• Written exercise
Return the records that follow unaltered. Omit every picture.

• Collected data entries
○ ○ ○ ○
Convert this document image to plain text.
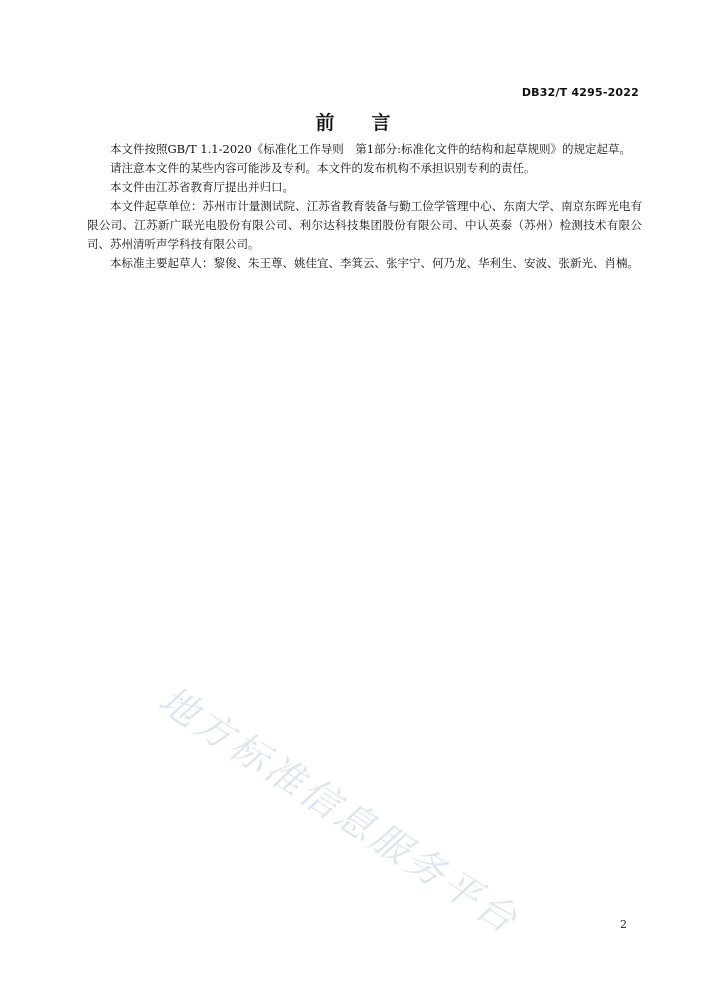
DB32/T 4295-2022
前 言

本文件按照GB/T 1.1-2020《标准化工作导则　第1部分:标准化文件的结构和起草规则》的规定起草。

请注意本文件的某些内容可能涉及专利。本文件的发布机构不承担识别专利的责任。

本文件由江苏省教育厅提出并归口。

本文件起草单位：苏州市计量测试院、江苏省教育装备与勤工俭学管理中心、东南大学、南京东晖光电有限公司、江苏新广联光电股份有限公司、利尔达科技集团股份有限公司、中认英泰（苏州）检测技术有限公司、苏州清听声学科技有限公司。

本标准主要起草人：黎俊、朱王尊、姚佳宜、李箕云、张宇宁、何乃龙、华利生、安波、张新光、肖楠。

地方标准信息服务平台	2
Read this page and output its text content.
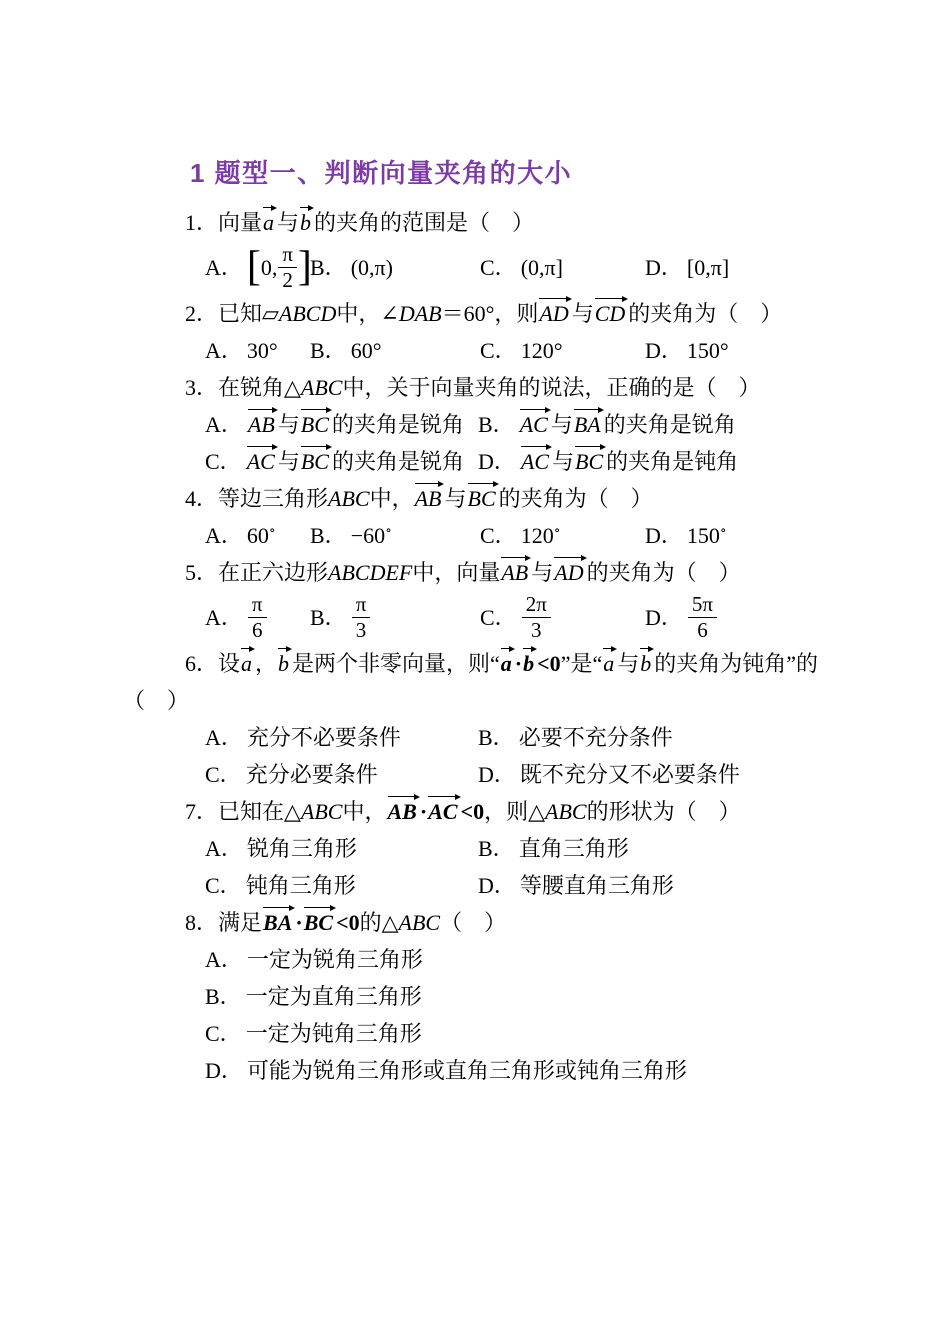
1 题型一、判断向量夹角的大小
1．向量a 与b 的夹角的范围是（　）
A．[0, $\frac{\pi}{2}$ ]
B． (0,π)	C． (0,π]	D． [0,π]
2．已知▱ABCD中，∠DAB＝60°，则AD 与CD 的夹角为（　）
A． 30°	B． 60°	C． 120°	D． 150°
3．在锐角△ABC中，关于向量夹角的说法，正确的是（　）
A． AB 与BC 的夹角是锐角 B． AC 与BA 的夹角是锐角
C． AC 与BC 的夹角是锐角 D． AC 与BC 的夹角是钝角
4．等边三角形ABC中，AB 与BC 的夹角为（　）
A． 60∘	B． −60∘	C． 120∘	D． 150∘
5．在正六边形ABCDEF中，向量AB 与AD 的夹角为（　）
A． $\frac{\pi}{6}$ B． $\frac{\pi}{3}$	C． $\frac{2\pi}{3}$	D． $\frac{5\pi}{6}$
6．设a ，b 是两个非零向量，则“a ·b <0”是“a 与b 的夹角为钝角”的
（　）
A． 充分不必要条件	B． 必要不充分条件
C． 充分必要条件	D． 既不充分又不必要条件
7．已知在△ABC中，AB ·AC <0，则△ABC的形状为（　）
A． 锐角三角形	B． 直角三角形
C． 钝角三角形	D． 等腰直角三角形
8．满足BA ·BC <0的△ABC（　）
A． 一定为锐角三角形
B． 一定为直角三角形
C． 一定为钝角三角形
D． 可能为锐角三角形或直角三角形或钝角三角形
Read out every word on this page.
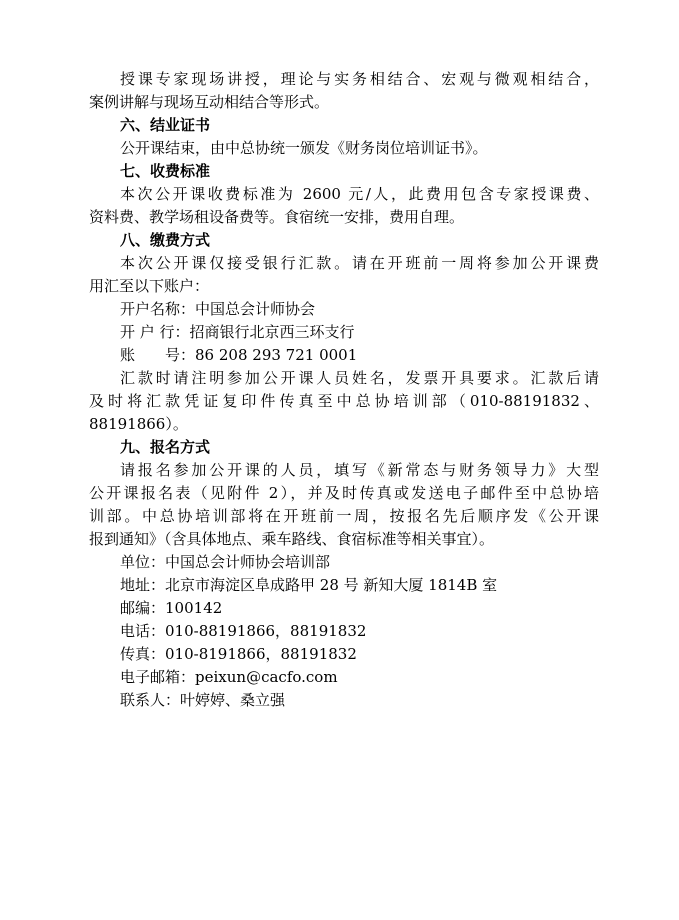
授课专家现场讲授，理论与实务相结合、宏观与微观相结合，
案例讲解与现场互动相结合等形式。
六、结业证书
公开课结束，由中总协统一颁发《财务岗位培训证书》。
七、收费标准
本次公开课收费标准为 2600 元/人，此费用包含专家授课费、
资料费、教学场租设备费等。食宿统一安排，费用自理。
八、缴费方式
本次公开课仅接受银行汇款。请在开班前一周将参加公开课费
用汇至以下账户：
开户名称：中国总会计师协会
开 户 行：招商银行北京西三环支行
账　　号：86 208 293 721 0001
汇款时请注明参加公开课人员姓名，发票开具要求。汇款后请
及时将汇款凭证复印件传真至中总协培训部（010-88191832、
88191866）。
九、报名方式
请报名参加公开课的人员，填写《新常态与财务领导力》大型
公开课报名表（见附件 2），并及时传真或发送电子邮件至中总协培
训部。中总协培训部将在开班前一周，按报名先后顺序发《公开课
报到通知》（含具体地点、乘车路线、食宿标准等相关事宜）。
单位：中国总会计师协会培训部
地址：北京市海淀区阜成路甲 28 号 新知大厦 1814B 室
邮编：100142
电话：010-88191866，88191832
传真：010-8191866，88191832
电子邮箱：peixun@cacfo.com
联系人：叶婷婷、桑立强
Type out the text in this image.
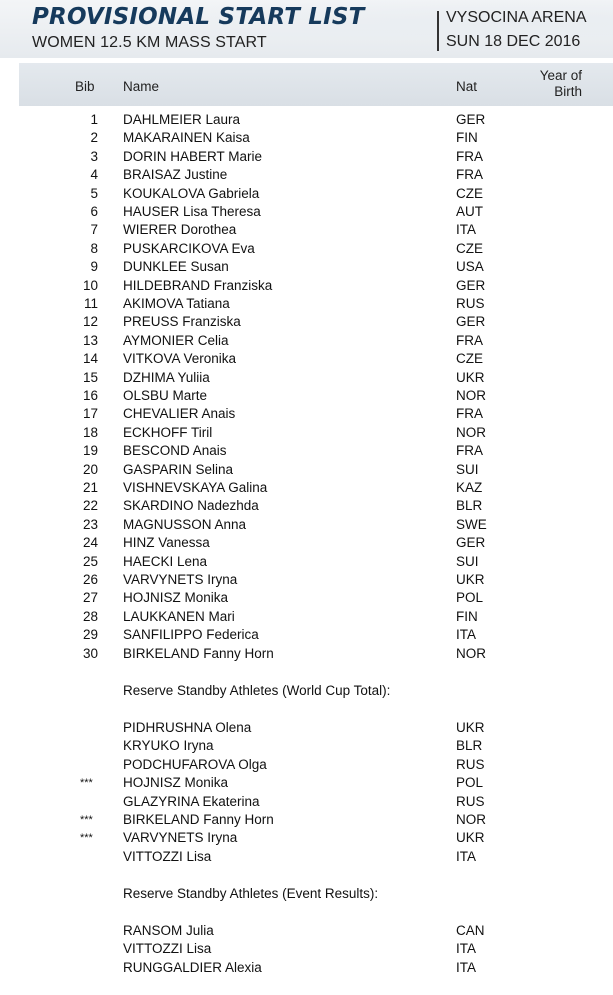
PROVISIONAL START LIST
WOMEN 12.5 KM MASS START
VYSOCINA ARENA
SUN 18 DEC 2016
Bib Name	Nat
Year of
Birth
1 DAHLMEIER Laura	GER
2 MAKARAINEN Kaisa	FIN
3 DORIN HABERT Marie	FRA
4 BRAISAZ Justine	FRA
5 KOUKALOVA Gabriela	CZE
6 HAUSER Lisa Theresa	AUT
7 WIERER Dorothea	ITA
8 PUSKARCIKOVA Eva	CZE
9 DUNKLEE Susan	USA
10 HILDEBRAND Franziska	GER
11 AKIMOVA Tatiana	RUS
12 PREUSS Franziska	GER
13 AYMONIER Celia	FRA
14 VITKOVA Veronika	CZE
15 DZHIMA Yuliia	UKR
16 OLSBU Marte	NOR
17 CHEVALIER Anais	FRA
18 ECKHOFF Tiril	NOR
19 BESCOND Anais	FRA
20 GASPARIN Selina	SUI
21 VISHNEVSKAYA Galina	KAZ
22 SKARDINO Nadezhda	BLR
23 MAGNUSSON Anna	SWE
24 HINZ Vanessa	GER
25 HAECKI Lena	SUI
26 VARVYNETS Iryna	UKR
27 HOJNISZ Monika	POL
28 LAUKKANEN Mari	FIN
29 SANFILIPPO Federica	ITA
30 BIRKELAND Fanny Horn	NOR
Reserve Standby Athletes (World Cup Total):
PIDHRUSHNA Olena	UKR
KRYUKO Iryna	BLR
PODCHUFAROVA Olga	RUS
*** HOJNISZ Monika	POL
GLAZYRINA Ekaterina	RUS
*** BIRKELAND Fanny Horn	NOR
*** VARVYNETS Iryna	UKR
VITTOZZI Lisa	ITA
Reserve Standby Athletes (Event Results):
RANSOM Julia	CAN
VITTOZZI Lisa	ITA
RUNGGALDIER Alexia	ITA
○ ○ ○ ○
• The completed task
Convert this document image to plain text.
DB32/T 4295-2022
前 言

本文件按照GB/T 1.1-2020《标准化工作导则　第1部分:标准化文件的结构和起草规则》的规定起草。

请注意本文件的某些内容可能涉及专利。本文件的发布机构不承担识别专利的责任。

本文件由江苏省教育厅提出并归口。

本文件起草单位：苏州市计量测试院、江苏省教育装备与勤工俭学管理中心、东南大学、南京东晖光电有限公司、江苏新广联光电股份有限公司、利尔达科技集团股份有限公司、中认英泰（苏州）检测技术有限公司、苏州清听声学科技有限公司。

本标准主要起草人：黎俊、朱王尊、姚佳宜、李箕云、张宇宁、何乃龙、华利生、安波、张新光、肖楠。

地方标准信息服务平台	2
Read this page and output its text content.
1 题型一、判断向量夹角的大小
1．向量a 与b 的夹角的范围是（　）
A．[0, $\frac{\pi}{2}$ ]
B． (0,π)	C． (0,π]	D． [0,π]
2．已知▱ABCD中，∠DAB＝60°，则AD 与CD 的夹角为（　）
A． 30°	B． 60°	C． 120°	D． 150°
3．在锐角△ABC中，关于向量夹角的说法，正确的是（　）
A． AB 与BC 的夹角是锐角 B． AC 与BA 的夹角是锐角
C． AC 与BC 的夹角是锐角 D． AC 与BC 的夹角是钝角
4．等边三角形ABC中，AB 与BC 的夹角为（　）
A． 60∘	B． −60∘	C． 120∘	D． 150∘
5．在正六边形ABCDEF中，向量AB 与AD 的夹角为（　）
A． $\frac{\pi}{6}$ B． $\frac{\pi}{3}$	C． $\frac{2\pi}{3}$	D． $\frac{5\pi}{6}$
6．设a ，b 是两个非零向量，则“a ·b <0”是“a 与b 的夹角为钝角”的
（　）
A． 充分不必要条件	B． 必要不充分条件
C． 充分必要条件	D． 既不充分又不必要条件
7．已知在△ABC中，AB ·AC <0，则△ABC的形状为（　）
A． 锐角三角形	B． 直角三角形
C． 钝角三角形	D． 等腰直角三角形
8．满足BA ·BC <0的△ABC（　）
A． 一定为锐角三角形
B． 一定为直角三角形
C． 一定为钝角三角形
D． 可能为锐角三角形或直角三角形或钝角三角形
Read out every word on this page.
授课专家现场讲授，理论与实务相结合、宏观与微观相结合，
案例讲解与现场互动相结合等形式。
六、结业证书
公开课结束，由中总协统一颁发《财务岗位培训证书》。
七、收费标准
本次公开课收费标准为 2600 元/人，此费用包含专家授课费、
资料费、教学场租设备费等。食宿统一安排，费用自理。
八、缴费方式
本次公开课仅接受银行汇款。请在开班前一周将参加公开课费
用汇至以下账户：
开户名称：中国总会计师协会
开 户 行：招商银行北京西三环支行
账　　号：86 208 293 721 0001
汇款时请注明参加公开课人员姓名，发票开具要求。汇款后请
及时将汇款凭证复印件传真至中总协培训部（010-88191832、
88191866）。
九、报名方式
请报名参加公开课的人员，填写《新常态与财务领导力》大型
公开课报名表（见附件 2），并及时传真或发送电子邮件至中总协培
训部。中总协培训部将在开班前一周，按报名先后顺序发《公开课
报到通知》（含具体地点、乘车路线、食宿标准等相关事宜）。
单位：中国总会计师协会培训部
地址：北京市海淀区阜成路甲 28 号 新知大厦 1814B 室
邮编：100142
电话：010-88191866，88191832
传真：010-8191866，88191832
电子邮箱：peixun@cacfo.com
联系人：叶婷婷、桑立强
Type out the text in this image.
PROVISIONAL START LIST
WOMEN 12.5 KM MASS START
VYSOCINA ARENA
SUN 18 DEC 2016
Bib Name	Nat
Year of
Birth
1 DAHLMEIER Laura	GER
2 MAKARAINEN Kaisa	FIN
3 DORIN HABERT Marie	FRA
4 BRAISAZ Justine	FRA
5 KOUKALOVA Gabriela	CZE
6 HAUSER Lisa Theresa	AUT
7 WIERER Dorothea	ITA
8 PUSKARCIKOVA Eva	CZE
9 DUNKLEE Susan	USA
10 HILDEBRAND Franziska	GER
11 AKIMOVA Tatiana	RUS
12 PREUSS Franziska	GER
13 AYMONIER Celia	FRA
14 VITKOVA Veronika	CZE
15 DZHIMA Yuliia	UKR
16 OLSBU Marte	NOR
17 CHEVALIER Anais	FRA
18 ECKHOFF Tiril	NOR
19 BESCOND Anais	FRA
20 GASPARIN Selina	SUI
21 VISHNEVSKAYA Galina	KAZ
22 SKARDINO Nadezhda	BLR
23 MAGNUSSON Anna	SWE
24 HINZ Vanessa	GER
25 HAECKI Lena	SUI
26 VARVYNETS Iryna	UKR
27 HOJNISZ Monika	POL
28 LAUKKANEN Mari	FIN
29 SANFILIPPO Federica	ITA
30 BIRKELAND Fanny Horn	NOR
Reserve Standby Athletes (World Cup Total):
PIDHRUSHNA Olena	UKR
KRYUKO Iryna	BLR
PODCHUFAROVA Olga	RUS
*** HOJNISZ Monika	POL
GLAZYRINA Ekaterina	RUS
*** BIRKELAND Fanny Horn	NOR
*** VARVYNETS Iryna	UKR
VITTOZZI Lisa	ITA
Reserve Standby Athletes (Event Results):
RANSOM Julia	CAN
VITTOZZI Lisa	ITA
RUNGGALDIER Alexia	ITA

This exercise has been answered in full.